<<<<

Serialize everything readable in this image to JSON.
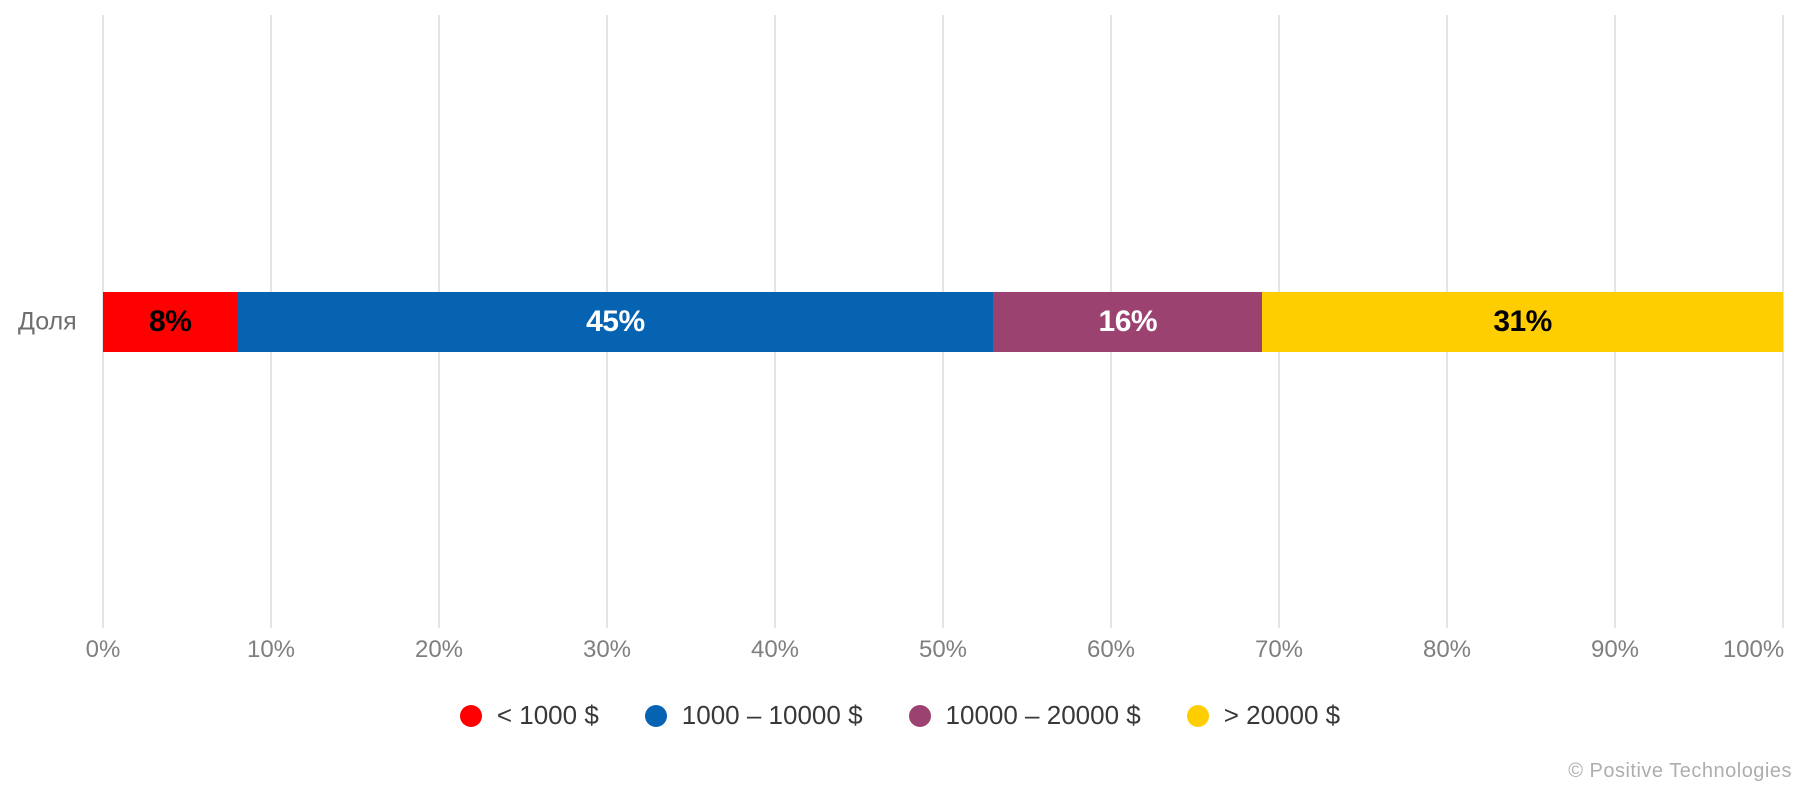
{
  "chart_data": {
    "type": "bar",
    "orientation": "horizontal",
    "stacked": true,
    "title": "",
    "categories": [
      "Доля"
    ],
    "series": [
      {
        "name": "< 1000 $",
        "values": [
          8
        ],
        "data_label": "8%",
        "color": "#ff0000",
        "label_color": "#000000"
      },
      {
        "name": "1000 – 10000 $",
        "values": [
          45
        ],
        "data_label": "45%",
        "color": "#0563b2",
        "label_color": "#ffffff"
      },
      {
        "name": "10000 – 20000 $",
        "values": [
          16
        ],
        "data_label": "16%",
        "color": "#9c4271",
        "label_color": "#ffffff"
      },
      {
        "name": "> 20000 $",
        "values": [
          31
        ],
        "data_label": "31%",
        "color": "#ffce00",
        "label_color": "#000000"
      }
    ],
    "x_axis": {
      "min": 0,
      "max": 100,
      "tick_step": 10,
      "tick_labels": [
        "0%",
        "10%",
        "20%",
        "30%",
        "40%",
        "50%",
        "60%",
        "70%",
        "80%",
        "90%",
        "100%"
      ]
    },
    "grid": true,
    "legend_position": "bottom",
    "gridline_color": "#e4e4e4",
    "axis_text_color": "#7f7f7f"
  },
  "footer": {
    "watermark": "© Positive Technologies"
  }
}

>>>>
<<<<

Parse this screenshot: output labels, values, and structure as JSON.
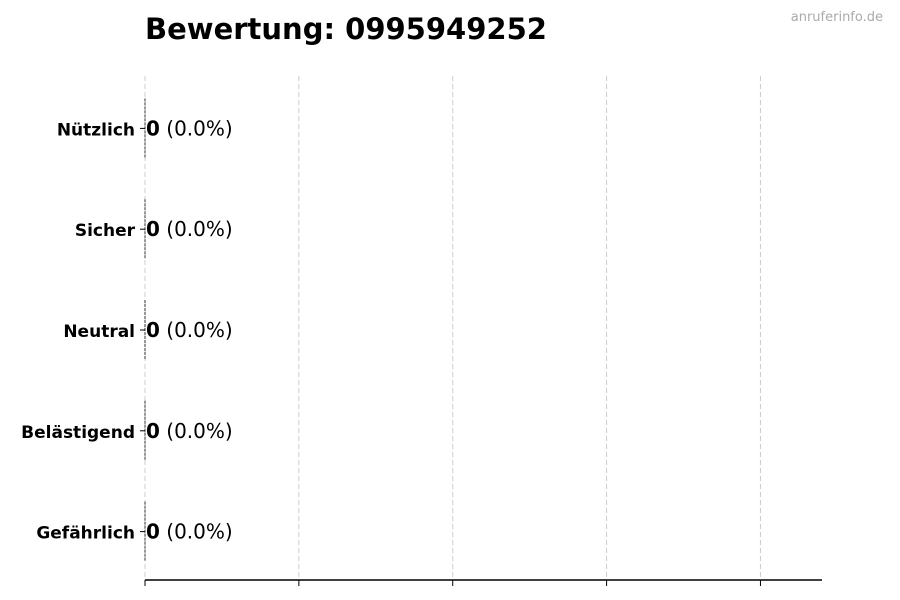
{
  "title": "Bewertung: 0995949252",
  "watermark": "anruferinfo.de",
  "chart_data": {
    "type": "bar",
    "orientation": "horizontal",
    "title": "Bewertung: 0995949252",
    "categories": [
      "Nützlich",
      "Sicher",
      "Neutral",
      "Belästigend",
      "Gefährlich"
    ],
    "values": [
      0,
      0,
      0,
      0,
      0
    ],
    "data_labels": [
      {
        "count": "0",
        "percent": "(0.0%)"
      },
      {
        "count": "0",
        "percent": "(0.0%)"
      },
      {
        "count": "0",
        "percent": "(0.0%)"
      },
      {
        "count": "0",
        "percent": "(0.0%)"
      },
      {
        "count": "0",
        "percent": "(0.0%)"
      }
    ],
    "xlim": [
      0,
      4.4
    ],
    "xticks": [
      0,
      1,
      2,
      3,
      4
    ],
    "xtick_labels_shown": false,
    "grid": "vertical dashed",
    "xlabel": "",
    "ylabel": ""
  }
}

>>>>
<<<<

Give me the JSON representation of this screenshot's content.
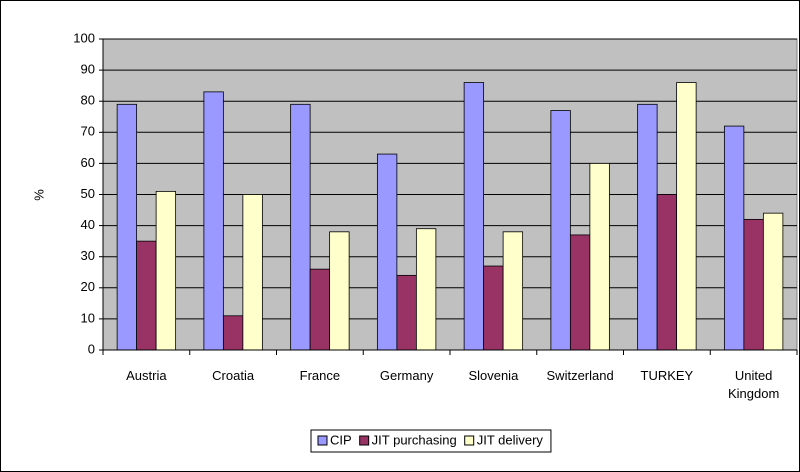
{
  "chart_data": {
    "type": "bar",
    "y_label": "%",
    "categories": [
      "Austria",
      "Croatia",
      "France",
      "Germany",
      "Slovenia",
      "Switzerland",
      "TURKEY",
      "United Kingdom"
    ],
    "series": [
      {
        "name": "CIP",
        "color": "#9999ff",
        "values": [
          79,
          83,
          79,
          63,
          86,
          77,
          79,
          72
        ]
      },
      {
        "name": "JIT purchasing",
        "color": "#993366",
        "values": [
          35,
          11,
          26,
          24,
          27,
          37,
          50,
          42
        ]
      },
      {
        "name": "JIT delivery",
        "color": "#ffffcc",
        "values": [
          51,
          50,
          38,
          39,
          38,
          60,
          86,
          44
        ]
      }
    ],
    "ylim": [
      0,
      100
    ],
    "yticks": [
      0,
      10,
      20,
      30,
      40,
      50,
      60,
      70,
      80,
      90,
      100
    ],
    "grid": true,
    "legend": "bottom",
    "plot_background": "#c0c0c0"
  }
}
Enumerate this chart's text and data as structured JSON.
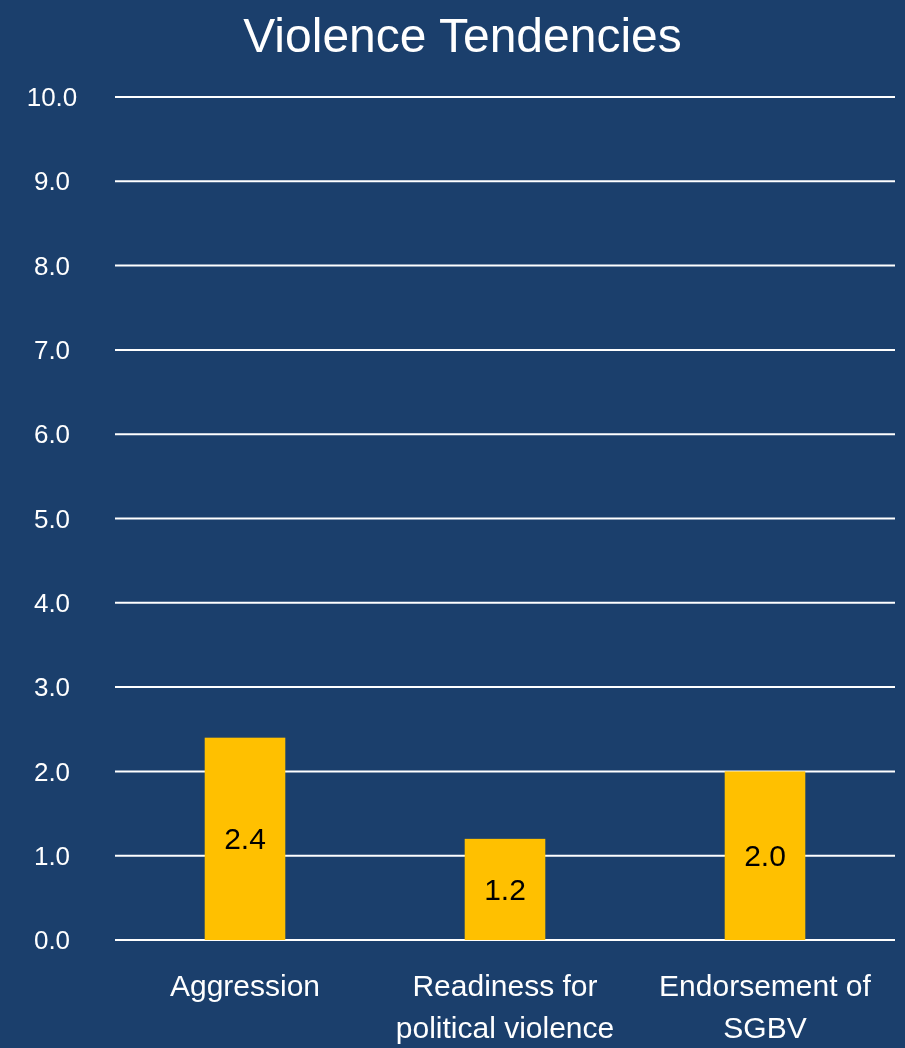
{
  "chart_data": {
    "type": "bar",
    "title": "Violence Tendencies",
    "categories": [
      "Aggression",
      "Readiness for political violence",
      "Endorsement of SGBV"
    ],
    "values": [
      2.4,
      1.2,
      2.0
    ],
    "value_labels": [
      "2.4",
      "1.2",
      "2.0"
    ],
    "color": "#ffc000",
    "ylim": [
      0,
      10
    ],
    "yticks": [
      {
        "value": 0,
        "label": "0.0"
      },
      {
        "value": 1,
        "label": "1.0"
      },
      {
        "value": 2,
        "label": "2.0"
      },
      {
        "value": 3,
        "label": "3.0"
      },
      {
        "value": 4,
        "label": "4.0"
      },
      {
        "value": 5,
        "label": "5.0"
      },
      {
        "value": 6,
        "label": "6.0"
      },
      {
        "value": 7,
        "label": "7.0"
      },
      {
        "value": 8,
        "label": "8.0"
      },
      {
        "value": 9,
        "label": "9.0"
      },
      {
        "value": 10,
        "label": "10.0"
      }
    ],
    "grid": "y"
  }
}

>>>>

How many lines of the data hold the string "name"? Reply with the number alone.

7